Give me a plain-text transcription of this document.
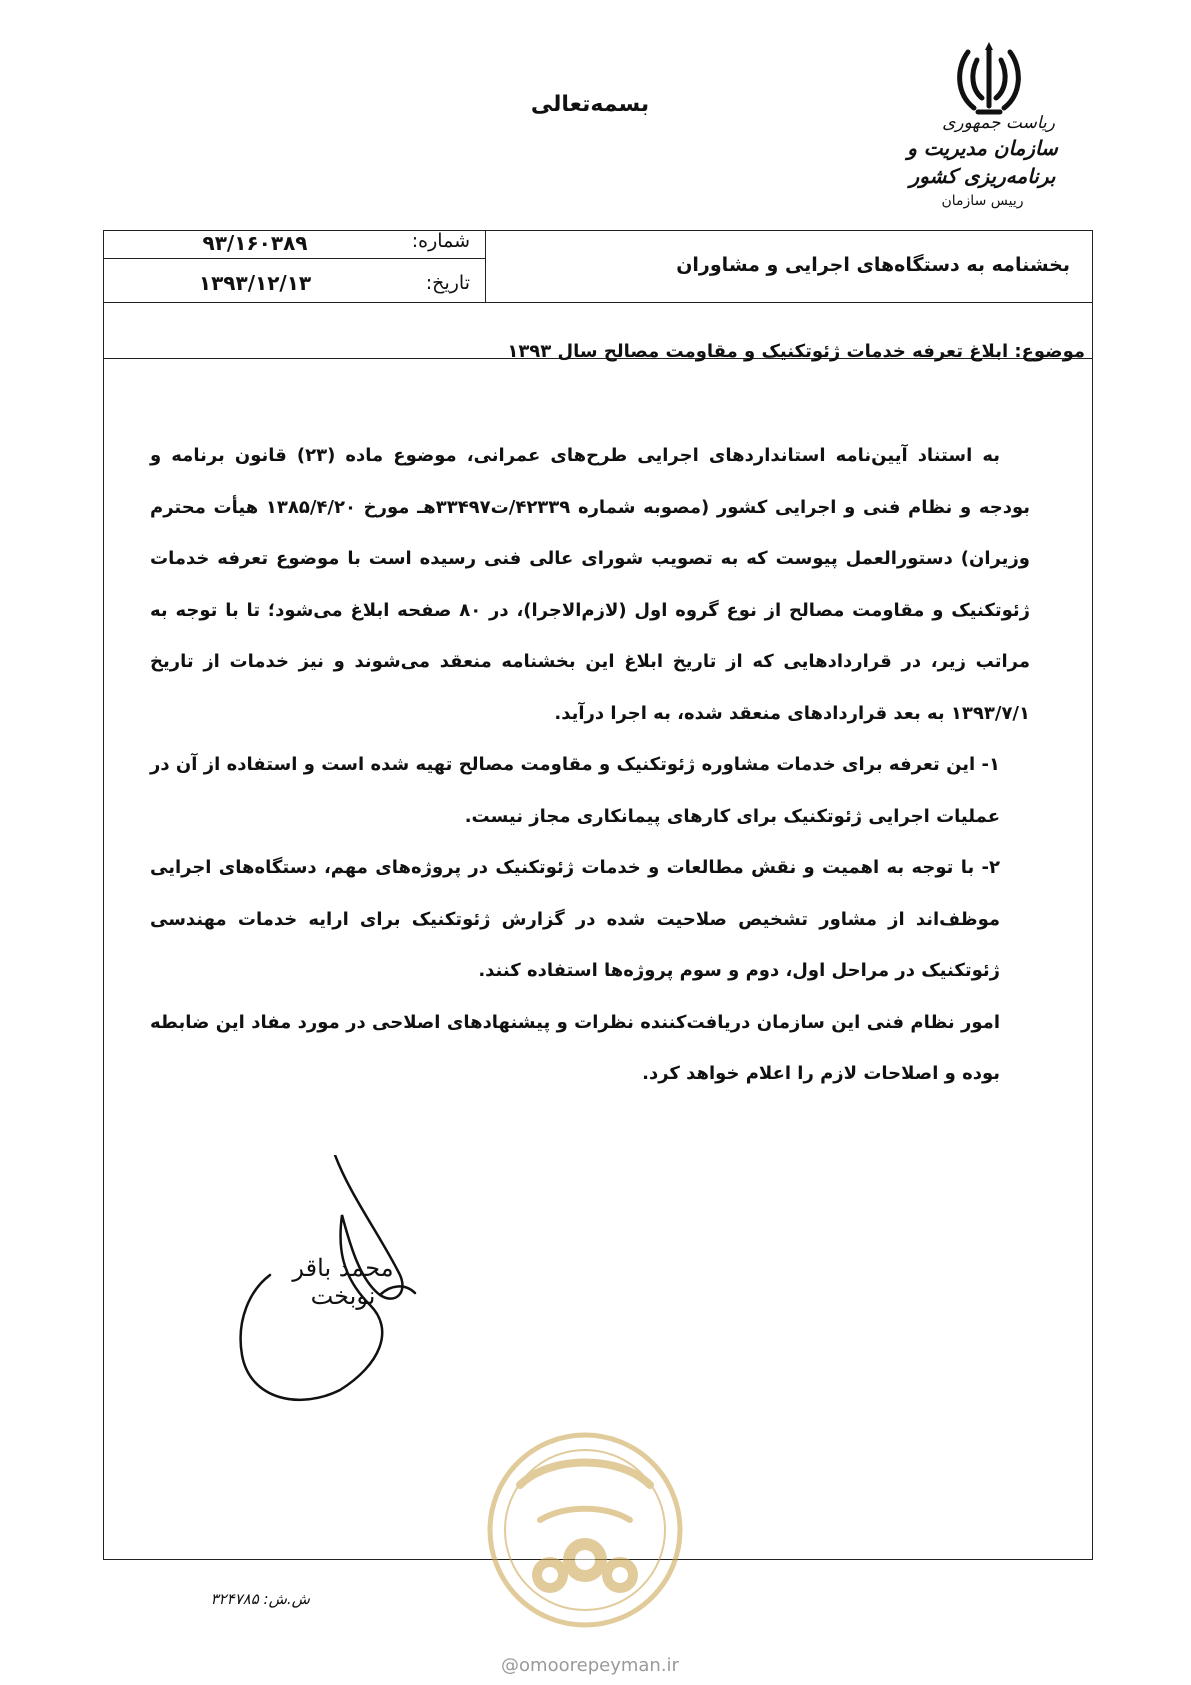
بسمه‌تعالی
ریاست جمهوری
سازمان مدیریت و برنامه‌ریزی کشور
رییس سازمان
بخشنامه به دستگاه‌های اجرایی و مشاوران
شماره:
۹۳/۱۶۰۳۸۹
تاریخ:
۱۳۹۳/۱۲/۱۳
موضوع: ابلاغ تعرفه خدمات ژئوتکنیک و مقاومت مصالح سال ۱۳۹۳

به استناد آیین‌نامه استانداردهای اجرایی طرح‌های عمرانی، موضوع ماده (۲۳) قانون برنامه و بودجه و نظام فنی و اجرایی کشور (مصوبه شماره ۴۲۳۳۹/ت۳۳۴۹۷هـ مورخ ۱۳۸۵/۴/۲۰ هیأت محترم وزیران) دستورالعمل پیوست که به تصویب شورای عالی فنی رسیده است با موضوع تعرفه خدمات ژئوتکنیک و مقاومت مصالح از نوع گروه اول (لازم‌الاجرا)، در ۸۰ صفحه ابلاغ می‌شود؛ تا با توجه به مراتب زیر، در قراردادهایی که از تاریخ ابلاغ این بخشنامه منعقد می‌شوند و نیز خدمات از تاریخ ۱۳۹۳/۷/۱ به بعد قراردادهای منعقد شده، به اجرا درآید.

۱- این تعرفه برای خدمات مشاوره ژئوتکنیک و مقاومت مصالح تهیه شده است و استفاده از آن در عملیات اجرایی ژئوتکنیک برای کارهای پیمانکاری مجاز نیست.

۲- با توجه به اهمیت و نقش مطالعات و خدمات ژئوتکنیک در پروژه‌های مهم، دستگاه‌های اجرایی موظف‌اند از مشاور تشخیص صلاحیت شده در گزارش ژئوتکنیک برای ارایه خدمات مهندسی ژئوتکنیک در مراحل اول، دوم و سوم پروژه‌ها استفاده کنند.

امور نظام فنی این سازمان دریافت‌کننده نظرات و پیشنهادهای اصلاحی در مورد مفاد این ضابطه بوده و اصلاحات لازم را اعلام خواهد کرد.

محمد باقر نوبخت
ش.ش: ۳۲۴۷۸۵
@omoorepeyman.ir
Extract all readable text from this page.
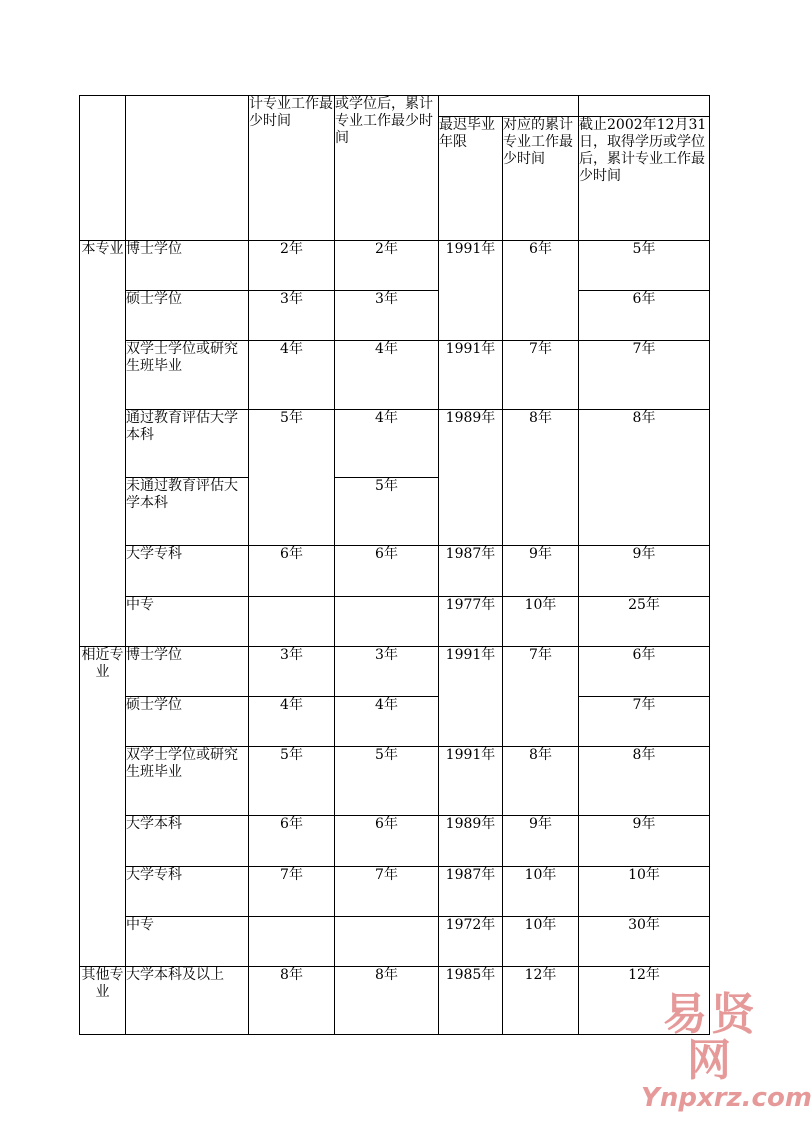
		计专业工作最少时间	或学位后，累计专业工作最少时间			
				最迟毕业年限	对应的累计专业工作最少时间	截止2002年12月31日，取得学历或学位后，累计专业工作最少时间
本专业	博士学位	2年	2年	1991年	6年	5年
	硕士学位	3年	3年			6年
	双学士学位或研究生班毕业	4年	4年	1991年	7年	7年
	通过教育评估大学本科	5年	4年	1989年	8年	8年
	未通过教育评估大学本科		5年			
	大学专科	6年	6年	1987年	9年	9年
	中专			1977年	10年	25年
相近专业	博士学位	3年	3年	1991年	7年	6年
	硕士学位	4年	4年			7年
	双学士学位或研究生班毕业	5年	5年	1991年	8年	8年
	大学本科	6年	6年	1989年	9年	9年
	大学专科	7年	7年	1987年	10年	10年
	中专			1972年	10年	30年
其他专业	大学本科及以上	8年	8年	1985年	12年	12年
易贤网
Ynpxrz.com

--

Locate the lines above that contain "text" and copy them.

Give me a plain-text transcription of this document.
Extract all readable text from this page.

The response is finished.